Stated problem
How many of the lines below hold the word "Thread"? Answer only with the number.

Available data

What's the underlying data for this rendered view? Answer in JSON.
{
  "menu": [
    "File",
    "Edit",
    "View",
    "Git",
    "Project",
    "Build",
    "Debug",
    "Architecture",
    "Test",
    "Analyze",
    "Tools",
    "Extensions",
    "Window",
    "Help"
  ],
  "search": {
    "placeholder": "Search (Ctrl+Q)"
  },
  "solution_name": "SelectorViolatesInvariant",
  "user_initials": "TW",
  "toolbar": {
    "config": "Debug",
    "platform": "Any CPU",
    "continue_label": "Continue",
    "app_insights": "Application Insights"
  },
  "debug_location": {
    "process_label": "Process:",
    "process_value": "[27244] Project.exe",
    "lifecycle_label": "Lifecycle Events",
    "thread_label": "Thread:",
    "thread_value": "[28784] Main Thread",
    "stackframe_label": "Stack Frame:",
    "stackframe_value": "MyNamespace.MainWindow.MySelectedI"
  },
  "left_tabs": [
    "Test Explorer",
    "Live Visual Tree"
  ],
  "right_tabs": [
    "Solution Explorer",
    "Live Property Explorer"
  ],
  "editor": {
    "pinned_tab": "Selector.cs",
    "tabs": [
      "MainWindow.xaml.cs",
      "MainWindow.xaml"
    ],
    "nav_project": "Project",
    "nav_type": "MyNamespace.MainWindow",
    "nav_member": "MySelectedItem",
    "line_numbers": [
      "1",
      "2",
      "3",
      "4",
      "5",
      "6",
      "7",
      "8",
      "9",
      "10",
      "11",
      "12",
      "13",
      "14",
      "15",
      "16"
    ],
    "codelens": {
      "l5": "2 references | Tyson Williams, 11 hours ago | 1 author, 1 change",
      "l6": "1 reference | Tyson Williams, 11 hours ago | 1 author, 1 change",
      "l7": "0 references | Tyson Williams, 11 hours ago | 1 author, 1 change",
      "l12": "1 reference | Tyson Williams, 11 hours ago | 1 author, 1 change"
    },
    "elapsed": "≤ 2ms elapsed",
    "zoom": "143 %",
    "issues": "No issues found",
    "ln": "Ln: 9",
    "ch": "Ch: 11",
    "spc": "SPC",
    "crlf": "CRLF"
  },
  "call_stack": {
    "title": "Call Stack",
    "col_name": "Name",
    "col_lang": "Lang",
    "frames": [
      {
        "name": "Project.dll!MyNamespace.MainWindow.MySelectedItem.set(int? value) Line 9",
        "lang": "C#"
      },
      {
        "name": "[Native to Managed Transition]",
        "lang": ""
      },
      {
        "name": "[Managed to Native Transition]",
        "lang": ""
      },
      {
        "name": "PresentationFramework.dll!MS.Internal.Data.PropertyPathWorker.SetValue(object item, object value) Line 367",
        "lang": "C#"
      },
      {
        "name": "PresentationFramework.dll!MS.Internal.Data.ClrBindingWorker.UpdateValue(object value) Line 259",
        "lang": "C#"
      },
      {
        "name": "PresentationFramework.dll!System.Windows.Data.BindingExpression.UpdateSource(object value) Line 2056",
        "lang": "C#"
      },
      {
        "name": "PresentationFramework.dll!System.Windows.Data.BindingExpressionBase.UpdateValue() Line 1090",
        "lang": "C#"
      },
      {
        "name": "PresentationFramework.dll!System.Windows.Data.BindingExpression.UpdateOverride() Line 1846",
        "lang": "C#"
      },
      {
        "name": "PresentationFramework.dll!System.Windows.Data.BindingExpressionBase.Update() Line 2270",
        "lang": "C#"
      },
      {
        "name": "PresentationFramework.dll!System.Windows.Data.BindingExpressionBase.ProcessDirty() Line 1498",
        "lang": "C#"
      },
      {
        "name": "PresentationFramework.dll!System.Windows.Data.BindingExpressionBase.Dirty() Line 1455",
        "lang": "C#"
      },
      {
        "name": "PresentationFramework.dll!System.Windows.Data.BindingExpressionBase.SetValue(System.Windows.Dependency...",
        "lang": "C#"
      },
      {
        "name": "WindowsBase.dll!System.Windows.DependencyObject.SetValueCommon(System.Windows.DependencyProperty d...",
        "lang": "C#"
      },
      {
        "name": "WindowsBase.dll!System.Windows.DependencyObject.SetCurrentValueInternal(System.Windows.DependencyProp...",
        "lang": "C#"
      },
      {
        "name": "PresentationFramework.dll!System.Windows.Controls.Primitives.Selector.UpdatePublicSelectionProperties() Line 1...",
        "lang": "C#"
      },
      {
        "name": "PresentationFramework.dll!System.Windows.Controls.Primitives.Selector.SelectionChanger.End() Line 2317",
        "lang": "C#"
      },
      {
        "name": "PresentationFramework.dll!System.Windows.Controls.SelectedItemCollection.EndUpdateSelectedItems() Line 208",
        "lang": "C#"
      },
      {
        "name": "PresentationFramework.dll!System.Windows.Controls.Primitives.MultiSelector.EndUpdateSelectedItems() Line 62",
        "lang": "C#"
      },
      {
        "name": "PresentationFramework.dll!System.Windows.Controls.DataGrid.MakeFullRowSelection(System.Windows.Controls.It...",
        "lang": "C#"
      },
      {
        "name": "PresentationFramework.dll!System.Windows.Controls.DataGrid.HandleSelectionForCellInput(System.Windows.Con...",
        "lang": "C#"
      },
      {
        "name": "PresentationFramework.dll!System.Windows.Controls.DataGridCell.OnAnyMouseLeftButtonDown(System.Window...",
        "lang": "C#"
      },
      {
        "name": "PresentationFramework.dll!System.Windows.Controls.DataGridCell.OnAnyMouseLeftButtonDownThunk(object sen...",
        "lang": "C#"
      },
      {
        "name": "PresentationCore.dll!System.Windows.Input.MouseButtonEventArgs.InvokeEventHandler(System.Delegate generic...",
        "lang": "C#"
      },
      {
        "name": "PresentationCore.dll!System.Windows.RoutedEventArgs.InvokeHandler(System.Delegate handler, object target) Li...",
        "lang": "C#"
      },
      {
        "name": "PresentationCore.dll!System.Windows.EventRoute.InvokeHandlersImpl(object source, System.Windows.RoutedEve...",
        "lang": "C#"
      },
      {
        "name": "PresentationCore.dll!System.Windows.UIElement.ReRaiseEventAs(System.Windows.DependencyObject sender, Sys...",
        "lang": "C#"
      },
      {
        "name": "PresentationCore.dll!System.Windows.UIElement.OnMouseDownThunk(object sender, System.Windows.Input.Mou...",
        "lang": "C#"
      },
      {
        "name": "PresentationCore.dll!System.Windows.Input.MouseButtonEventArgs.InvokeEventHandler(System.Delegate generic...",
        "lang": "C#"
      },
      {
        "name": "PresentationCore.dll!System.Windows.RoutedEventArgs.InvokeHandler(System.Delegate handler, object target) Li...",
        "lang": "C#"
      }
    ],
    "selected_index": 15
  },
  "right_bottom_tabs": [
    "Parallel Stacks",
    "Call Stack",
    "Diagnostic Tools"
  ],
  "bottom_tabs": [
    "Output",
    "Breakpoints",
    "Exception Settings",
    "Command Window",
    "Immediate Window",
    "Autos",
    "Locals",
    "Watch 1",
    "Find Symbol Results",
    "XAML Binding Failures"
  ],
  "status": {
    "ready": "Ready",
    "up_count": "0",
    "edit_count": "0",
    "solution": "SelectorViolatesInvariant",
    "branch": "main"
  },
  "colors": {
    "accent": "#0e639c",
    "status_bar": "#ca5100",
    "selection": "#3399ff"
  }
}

Solution to this problem
2